__Exercise directions__.
From the entries below, please gather each line containing the string "jakarta".

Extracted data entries
— Start —

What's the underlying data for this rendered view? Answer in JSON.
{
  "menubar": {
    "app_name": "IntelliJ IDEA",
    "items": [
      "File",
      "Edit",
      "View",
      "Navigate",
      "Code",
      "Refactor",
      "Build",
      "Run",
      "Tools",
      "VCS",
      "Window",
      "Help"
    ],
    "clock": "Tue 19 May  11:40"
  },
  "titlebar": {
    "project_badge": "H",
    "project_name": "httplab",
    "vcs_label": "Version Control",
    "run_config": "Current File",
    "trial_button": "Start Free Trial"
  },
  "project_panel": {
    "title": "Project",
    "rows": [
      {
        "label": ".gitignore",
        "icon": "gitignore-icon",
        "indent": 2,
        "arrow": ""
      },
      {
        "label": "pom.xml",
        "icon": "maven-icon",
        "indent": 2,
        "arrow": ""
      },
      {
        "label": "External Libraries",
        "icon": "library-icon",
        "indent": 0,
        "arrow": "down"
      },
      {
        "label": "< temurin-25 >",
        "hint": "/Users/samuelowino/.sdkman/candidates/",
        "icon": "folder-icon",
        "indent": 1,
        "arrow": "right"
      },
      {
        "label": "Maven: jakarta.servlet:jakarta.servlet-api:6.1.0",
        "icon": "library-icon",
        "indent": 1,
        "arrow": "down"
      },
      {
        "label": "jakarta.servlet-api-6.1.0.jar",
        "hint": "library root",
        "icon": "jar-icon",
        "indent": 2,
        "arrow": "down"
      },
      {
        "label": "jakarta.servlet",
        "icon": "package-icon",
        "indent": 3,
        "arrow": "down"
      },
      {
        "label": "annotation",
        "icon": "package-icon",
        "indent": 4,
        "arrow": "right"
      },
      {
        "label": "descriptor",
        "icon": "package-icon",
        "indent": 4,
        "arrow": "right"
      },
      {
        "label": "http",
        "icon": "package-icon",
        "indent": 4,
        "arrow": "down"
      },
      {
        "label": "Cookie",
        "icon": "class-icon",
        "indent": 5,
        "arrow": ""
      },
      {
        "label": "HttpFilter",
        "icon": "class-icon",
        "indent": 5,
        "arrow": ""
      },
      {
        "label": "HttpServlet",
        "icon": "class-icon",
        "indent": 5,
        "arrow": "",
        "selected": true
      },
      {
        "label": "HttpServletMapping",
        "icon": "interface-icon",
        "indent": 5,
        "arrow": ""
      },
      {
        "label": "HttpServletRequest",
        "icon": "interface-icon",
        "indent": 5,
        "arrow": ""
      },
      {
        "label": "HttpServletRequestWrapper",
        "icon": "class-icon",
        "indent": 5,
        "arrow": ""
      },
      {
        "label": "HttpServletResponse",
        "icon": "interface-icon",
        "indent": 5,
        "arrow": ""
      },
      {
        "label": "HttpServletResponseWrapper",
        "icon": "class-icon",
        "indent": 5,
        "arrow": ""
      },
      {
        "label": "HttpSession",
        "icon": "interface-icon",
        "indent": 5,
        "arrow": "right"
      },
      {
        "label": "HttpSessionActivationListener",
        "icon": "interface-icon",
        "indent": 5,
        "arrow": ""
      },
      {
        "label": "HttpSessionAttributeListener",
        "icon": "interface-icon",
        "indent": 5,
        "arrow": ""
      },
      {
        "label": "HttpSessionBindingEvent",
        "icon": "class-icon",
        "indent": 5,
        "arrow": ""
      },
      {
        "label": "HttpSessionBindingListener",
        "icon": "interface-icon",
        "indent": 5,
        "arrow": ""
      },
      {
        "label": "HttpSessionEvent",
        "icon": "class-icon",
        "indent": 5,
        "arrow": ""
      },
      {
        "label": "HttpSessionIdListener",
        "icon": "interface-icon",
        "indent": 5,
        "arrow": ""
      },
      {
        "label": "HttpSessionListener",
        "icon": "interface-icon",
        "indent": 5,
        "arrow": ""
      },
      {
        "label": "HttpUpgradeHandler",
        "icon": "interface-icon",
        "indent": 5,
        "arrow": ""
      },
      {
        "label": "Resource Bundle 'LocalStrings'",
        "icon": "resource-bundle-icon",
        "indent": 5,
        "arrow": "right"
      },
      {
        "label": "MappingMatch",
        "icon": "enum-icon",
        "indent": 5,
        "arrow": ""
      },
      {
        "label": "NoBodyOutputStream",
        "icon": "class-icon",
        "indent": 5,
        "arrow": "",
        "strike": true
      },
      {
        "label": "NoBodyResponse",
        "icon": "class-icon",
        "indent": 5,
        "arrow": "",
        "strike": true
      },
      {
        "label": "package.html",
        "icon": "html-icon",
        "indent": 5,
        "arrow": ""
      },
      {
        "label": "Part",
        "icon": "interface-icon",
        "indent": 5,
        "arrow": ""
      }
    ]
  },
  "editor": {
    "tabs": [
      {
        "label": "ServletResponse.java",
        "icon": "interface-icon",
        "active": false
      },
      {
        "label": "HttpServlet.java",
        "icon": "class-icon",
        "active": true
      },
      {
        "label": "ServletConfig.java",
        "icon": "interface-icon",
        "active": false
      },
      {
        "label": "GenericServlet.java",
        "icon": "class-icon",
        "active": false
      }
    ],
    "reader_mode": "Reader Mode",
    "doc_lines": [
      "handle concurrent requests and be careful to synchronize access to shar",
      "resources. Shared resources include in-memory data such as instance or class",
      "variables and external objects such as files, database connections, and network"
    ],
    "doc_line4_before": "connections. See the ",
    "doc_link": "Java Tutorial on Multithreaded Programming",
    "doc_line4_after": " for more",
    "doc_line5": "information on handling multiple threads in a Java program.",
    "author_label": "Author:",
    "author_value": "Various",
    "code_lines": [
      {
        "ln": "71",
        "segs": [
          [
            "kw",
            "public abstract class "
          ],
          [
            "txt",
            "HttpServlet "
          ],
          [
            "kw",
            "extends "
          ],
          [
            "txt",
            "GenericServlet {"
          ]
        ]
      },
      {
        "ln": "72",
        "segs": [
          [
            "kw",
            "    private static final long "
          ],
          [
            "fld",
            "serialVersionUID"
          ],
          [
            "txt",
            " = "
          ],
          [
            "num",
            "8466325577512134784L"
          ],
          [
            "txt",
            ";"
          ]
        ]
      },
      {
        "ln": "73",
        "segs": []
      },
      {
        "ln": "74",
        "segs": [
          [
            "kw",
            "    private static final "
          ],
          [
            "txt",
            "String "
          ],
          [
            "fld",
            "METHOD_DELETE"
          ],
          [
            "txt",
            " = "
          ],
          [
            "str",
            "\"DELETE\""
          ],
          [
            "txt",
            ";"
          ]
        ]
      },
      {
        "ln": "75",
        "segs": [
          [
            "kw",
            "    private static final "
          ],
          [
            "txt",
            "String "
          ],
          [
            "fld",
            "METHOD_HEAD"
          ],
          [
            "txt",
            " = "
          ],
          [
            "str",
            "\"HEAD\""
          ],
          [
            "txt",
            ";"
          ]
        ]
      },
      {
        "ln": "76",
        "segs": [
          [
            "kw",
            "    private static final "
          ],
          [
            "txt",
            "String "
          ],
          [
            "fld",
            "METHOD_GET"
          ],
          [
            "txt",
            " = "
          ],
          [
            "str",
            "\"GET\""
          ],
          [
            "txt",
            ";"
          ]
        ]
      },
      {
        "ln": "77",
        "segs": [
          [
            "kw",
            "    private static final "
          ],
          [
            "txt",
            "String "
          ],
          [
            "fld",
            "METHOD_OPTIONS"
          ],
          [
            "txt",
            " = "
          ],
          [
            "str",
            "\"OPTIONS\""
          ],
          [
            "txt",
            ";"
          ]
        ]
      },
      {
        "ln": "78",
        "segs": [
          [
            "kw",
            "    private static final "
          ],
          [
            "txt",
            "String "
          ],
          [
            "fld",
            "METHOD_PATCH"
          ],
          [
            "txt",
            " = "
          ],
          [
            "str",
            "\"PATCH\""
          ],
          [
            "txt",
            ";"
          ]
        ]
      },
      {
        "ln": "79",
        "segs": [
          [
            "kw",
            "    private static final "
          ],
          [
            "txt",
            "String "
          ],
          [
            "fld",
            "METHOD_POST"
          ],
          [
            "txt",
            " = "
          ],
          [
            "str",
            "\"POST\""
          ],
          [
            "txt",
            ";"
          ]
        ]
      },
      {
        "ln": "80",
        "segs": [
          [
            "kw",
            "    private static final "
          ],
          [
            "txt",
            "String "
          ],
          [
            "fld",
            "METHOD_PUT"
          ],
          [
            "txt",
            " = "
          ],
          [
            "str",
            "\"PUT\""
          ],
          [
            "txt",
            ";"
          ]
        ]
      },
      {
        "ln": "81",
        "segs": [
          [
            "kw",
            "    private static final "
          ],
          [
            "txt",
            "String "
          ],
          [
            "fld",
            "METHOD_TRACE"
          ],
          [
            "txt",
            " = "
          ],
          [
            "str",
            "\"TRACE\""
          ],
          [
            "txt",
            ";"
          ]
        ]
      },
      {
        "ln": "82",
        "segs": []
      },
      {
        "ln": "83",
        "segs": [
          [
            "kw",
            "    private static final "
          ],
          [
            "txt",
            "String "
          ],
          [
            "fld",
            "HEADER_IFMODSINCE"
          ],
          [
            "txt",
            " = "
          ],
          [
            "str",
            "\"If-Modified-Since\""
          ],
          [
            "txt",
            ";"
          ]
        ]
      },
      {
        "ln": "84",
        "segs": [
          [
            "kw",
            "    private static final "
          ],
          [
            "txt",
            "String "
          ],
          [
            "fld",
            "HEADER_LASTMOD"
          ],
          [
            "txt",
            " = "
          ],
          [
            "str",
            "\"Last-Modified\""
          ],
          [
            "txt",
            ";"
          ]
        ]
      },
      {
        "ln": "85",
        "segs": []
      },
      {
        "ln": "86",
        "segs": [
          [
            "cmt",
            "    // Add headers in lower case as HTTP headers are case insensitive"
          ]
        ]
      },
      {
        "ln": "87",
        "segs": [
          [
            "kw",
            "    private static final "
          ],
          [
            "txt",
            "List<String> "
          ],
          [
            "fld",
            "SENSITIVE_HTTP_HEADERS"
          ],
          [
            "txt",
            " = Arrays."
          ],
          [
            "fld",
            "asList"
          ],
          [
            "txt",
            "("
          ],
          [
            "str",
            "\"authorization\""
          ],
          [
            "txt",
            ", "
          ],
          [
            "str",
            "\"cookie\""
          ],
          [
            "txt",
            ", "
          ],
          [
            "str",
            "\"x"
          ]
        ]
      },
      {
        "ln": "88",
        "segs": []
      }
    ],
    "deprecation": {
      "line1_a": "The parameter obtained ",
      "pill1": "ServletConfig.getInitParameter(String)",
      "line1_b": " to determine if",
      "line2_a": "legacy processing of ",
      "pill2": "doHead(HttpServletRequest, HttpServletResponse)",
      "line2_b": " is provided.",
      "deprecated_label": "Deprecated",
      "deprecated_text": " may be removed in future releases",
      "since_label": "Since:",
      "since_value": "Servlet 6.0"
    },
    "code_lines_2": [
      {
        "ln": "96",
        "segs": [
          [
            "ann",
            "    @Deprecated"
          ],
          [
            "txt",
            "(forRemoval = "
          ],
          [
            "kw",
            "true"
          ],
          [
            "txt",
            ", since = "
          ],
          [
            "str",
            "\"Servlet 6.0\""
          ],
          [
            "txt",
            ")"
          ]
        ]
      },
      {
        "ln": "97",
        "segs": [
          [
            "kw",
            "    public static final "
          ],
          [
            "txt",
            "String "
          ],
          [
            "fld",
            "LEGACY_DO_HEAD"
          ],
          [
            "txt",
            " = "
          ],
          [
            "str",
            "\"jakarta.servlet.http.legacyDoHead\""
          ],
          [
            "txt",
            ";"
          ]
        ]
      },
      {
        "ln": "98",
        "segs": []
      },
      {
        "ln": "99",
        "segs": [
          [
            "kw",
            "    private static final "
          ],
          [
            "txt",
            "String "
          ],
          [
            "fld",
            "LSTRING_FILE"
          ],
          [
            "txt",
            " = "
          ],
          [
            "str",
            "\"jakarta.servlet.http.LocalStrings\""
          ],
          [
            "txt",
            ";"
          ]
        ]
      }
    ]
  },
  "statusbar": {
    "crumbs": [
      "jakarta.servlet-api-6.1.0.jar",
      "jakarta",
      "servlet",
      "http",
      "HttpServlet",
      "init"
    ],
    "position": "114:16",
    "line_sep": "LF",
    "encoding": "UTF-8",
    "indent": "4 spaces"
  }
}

— End —

__Solution to the problem__.
        "label": "Maven: jakarta.servlet:jakarta.servlet-api:6.1.0",
        "label": "jakarta.servlet-api-6.1.0.jar",
        "label": "jakarta.servlet",
            "\"jakarta.servlet.http.legacyDoHead\""
            "\"jakarta.servlet.http.LocalStrings\""
      "jakarta.servlet-api-6.1.0.jar",
      "jakarta",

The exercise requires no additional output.